◆ TASK STATEMENT ◆
Below are the records. Gather each line that holds "label".

◆ RECORDS FOR THE TASK ◆
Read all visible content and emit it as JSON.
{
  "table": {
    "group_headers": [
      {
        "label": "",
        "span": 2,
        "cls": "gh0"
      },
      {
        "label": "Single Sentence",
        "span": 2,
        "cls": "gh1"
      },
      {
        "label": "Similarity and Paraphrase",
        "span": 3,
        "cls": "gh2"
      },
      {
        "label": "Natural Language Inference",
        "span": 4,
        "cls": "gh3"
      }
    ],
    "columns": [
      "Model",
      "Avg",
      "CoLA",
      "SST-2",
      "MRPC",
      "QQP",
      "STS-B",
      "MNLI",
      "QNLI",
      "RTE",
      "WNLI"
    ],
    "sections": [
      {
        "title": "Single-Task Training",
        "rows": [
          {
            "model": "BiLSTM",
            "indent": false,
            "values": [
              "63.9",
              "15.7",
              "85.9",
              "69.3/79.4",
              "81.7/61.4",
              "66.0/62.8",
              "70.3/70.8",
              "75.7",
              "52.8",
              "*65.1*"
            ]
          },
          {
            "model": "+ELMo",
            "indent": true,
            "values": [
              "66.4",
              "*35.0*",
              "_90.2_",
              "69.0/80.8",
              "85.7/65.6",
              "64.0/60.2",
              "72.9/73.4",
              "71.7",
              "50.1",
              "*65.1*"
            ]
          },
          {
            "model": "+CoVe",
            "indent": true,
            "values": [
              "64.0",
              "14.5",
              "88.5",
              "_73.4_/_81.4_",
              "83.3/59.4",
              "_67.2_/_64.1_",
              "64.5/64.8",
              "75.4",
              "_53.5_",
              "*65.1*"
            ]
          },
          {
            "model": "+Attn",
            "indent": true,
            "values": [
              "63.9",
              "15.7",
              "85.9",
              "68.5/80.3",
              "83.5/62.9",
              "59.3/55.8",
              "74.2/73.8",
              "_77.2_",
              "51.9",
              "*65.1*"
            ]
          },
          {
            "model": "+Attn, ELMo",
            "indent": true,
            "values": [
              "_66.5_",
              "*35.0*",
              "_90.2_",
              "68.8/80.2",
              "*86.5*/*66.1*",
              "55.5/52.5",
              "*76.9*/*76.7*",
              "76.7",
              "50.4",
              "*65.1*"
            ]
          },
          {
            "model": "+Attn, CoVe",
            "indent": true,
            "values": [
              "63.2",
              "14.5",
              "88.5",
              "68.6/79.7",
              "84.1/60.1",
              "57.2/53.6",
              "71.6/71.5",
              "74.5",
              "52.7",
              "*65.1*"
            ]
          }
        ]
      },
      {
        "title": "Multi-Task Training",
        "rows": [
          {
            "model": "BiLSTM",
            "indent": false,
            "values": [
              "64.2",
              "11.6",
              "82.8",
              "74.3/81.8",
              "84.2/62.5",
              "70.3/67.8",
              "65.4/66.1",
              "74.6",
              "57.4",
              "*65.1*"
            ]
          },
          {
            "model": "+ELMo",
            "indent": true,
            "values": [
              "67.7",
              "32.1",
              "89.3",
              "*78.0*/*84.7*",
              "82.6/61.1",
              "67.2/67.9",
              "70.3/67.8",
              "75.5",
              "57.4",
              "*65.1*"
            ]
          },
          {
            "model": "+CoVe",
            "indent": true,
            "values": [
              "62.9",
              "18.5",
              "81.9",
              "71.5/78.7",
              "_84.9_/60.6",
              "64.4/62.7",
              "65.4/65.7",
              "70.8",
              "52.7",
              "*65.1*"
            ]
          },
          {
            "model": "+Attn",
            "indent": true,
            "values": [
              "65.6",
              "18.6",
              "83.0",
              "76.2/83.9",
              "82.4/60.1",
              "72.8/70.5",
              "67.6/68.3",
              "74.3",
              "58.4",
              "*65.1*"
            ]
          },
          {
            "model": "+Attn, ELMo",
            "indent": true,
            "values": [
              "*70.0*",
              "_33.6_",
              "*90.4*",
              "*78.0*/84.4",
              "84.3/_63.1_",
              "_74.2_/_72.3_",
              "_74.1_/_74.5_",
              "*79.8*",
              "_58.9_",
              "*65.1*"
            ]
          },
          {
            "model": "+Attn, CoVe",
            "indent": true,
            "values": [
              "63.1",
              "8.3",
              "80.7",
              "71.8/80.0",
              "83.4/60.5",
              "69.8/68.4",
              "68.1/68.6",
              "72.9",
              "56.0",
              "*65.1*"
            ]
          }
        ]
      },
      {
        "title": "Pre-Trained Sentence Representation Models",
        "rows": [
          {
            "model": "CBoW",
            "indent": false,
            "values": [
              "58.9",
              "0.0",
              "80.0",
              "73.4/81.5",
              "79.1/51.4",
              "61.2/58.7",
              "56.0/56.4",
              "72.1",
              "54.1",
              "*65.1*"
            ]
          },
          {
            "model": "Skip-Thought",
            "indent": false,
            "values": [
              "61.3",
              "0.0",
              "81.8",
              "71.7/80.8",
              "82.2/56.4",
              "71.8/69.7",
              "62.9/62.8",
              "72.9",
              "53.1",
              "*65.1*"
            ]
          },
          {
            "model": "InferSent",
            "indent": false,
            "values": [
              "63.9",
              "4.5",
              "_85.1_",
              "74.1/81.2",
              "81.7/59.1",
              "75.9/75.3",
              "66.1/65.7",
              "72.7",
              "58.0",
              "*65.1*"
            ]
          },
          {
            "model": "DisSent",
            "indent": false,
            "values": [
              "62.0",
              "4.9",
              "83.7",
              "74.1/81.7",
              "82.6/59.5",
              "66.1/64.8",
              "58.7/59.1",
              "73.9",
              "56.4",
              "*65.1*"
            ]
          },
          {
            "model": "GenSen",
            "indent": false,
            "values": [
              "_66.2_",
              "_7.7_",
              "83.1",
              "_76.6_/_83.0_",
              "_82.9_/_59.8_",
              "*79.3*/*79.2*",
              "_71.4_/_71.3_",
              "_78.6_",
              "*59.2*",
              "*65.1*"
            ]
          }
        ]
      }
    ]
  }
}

◆ EXPECTED OUTPUT ◆
        "label": "",
        "label": "Single Sentence",
        "label": "Similarity and Paraphrase",
        "label": "Natural Language Inference",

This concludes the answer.